» EXTRACTED RECORDS

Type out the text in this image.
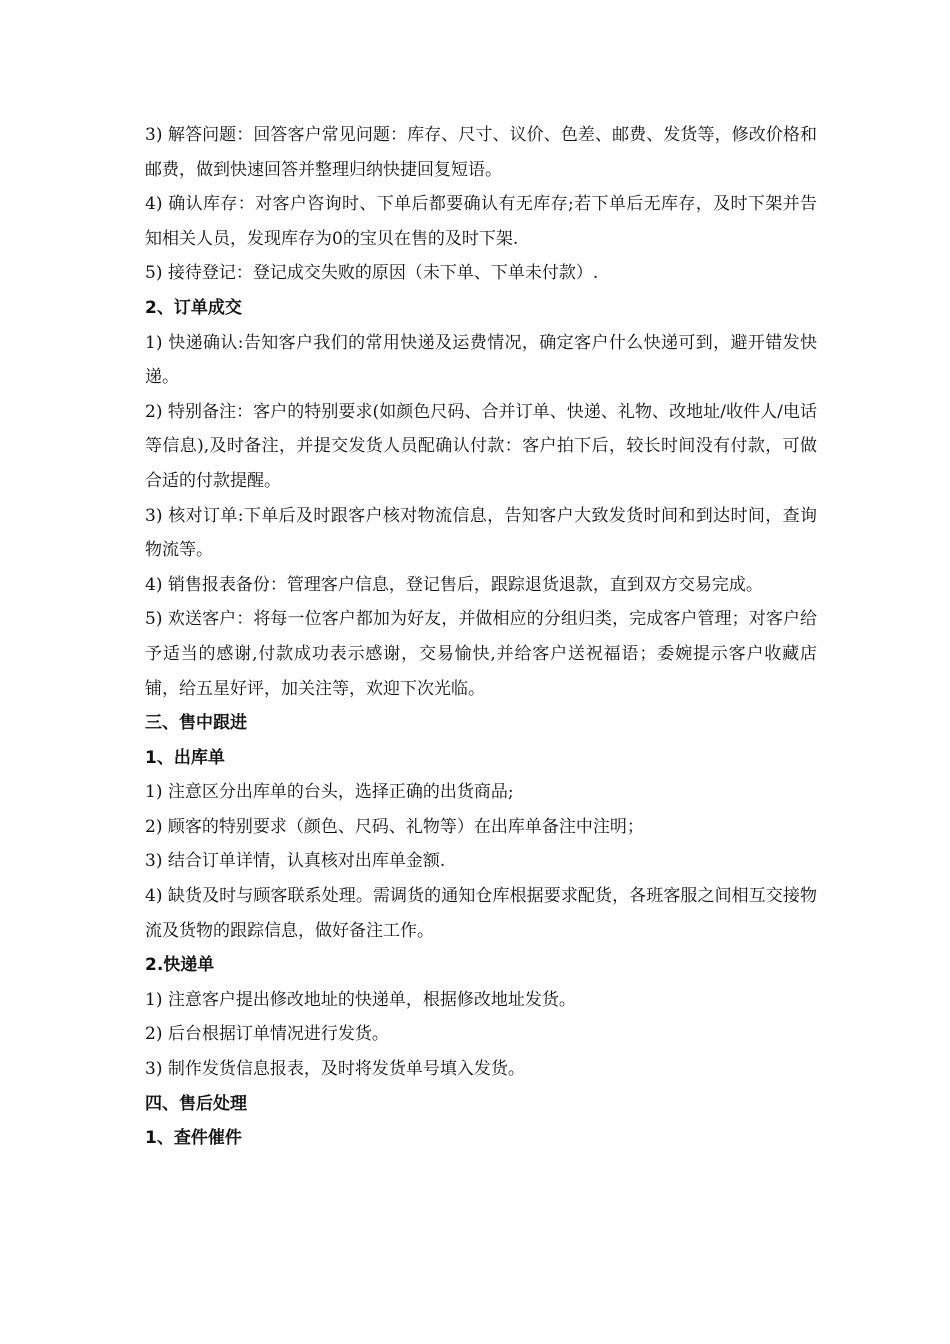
3) 解答问题：回答客户常见问题：库存、尺寸、议价、色差、邮费、发货等，修改价格和邮费，做到快速回答并整理归纳快捷回复短语。

4) 确认库存：对客户咨询时、下单后都要确认有无库存;若下单后无库存，及时下架并告知相关人员，发现库存为0的宝贝在售的及时下架.

5) 接待登记：登记成交失败的原因（未下单、下单未付款）.

2、订单成交

1) 快递确认:告知客户我们的常用快递及运费情况，确定客户什么快递可到，避开错发快递。

2) 特别备注：客户的特别要求(如颜色尺码、合并订单、快递、礼物、改地址/收件人/电话等信息),及时备注，并提交发货人员配确认付款：客户拍下后，较长时间没有付款，可做合适的付款提醒。

3) 核对订单:下单后及时跟客户核对物流信息，告知客户大致发货时间和到达时间，查询物流等。

4) 销售报表备份：管理客户信息，登记售后，跟踪退货退款，直到双方交易完成。

5) 欢送客户：将每一位客户都加为好友，并做相应的分组归类，完成客户管理；对客户给予适当的感谢,付款成功表示感谢，交易愉快,并给客户送祝福语；委婉提示客户收藏店铺，给五星好评，加关注等，欢迎下次光临。

三、售中跟进
1、出库单

1) 注意区分出库单的台头，选择正确的出货商品;

2) 顾客的特别要求（颜色、尺码、礼物等）在出库单备注中注明；

3) 结合订单详情，认真核对出库单金额.

4) 缺货及时与顾客联系处理。需调货的通知仓库根据要求配货，各班客服之间相互交接物流及货物的跟踪信息，做好备注工作。

2.快递单

1) 注意客户提出修改地址的快递单，根据修改地址发货。

2) 后台根据订单情况进行发货。

3) 制作发货信息报表，及时将发货单号填入发货。

四、售后处理
1、查件催件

» EXERCISE BRIEF
Leave the pictures out and reproduce all of the records exactly.

» ANSWER FOR THE TASK
Type out the text in this image.
3) 解答问题：回答客户常见问题：库存、尺寸、议价、色差、邮费、发货等，修改价格和邮费，做到快速回答并整理归纳快捷回复短语。

4) 确认库存：对客户咨询时、下单后都要确认有无库存;若下单后无库存，及时下架并告知相关人员，发现库存为0的宝贝在售的及时下架.

5) 接待登记：登记成交失败的原因（未下单、下单未付款）.

2、订单成交

1) 快递确认:告知客户我们的常用快递及运费情况，确定客户什么快递可到，避开错发快递。

2) 特别备注：客户的特别要求(如颜色尺码、合并订单、快递、礼物、改地址/收件人/电话等信息),及时备注，并提交发货人员配确认付款：客户拍下后，较长时间没有付款，可做合适的付款提醒。

3) 核对订单:下单后及时跟客户核对物流信息，告知客户大致发货时间和到达时间，查询物流等。

4) 销售报表备份：管理客户信息，登记售后，跟踪退货退款，直到双方交易完成。

5) 欢送客户：将每一位客户都加为好友，并做相应的分组归类，完成客户管理；对客户给予适当的感谢,付款成功表示感谢，交易愉快,并给客户送祝福语；委婉提示客户收藏店铺，给五星好评，加关注等，欢迎下次光临。

三、售中跟进
1、出库单

1) 注意区分出库单的台头，选择正确的出货商品;

2) 顾客的特别要求（颜色、尺码、礼物等）在出库单备注中注明；

3) 结合订单详情，认真核对出库单金额.

4) 缺货及时与顾客联系处理。需调货的通知仓库根据要求配货，各班客服之间相互交接物流及货物的跟踪信息，做好备注工作。

2.快递单

1) 注意客户提出修改地址的快递单，根据修改地址发货。

2) 后台根据订单情况进行发货。

3) 制作发货信息报表，及时将发货单号填入发货。

四、售后处理
1、查件催件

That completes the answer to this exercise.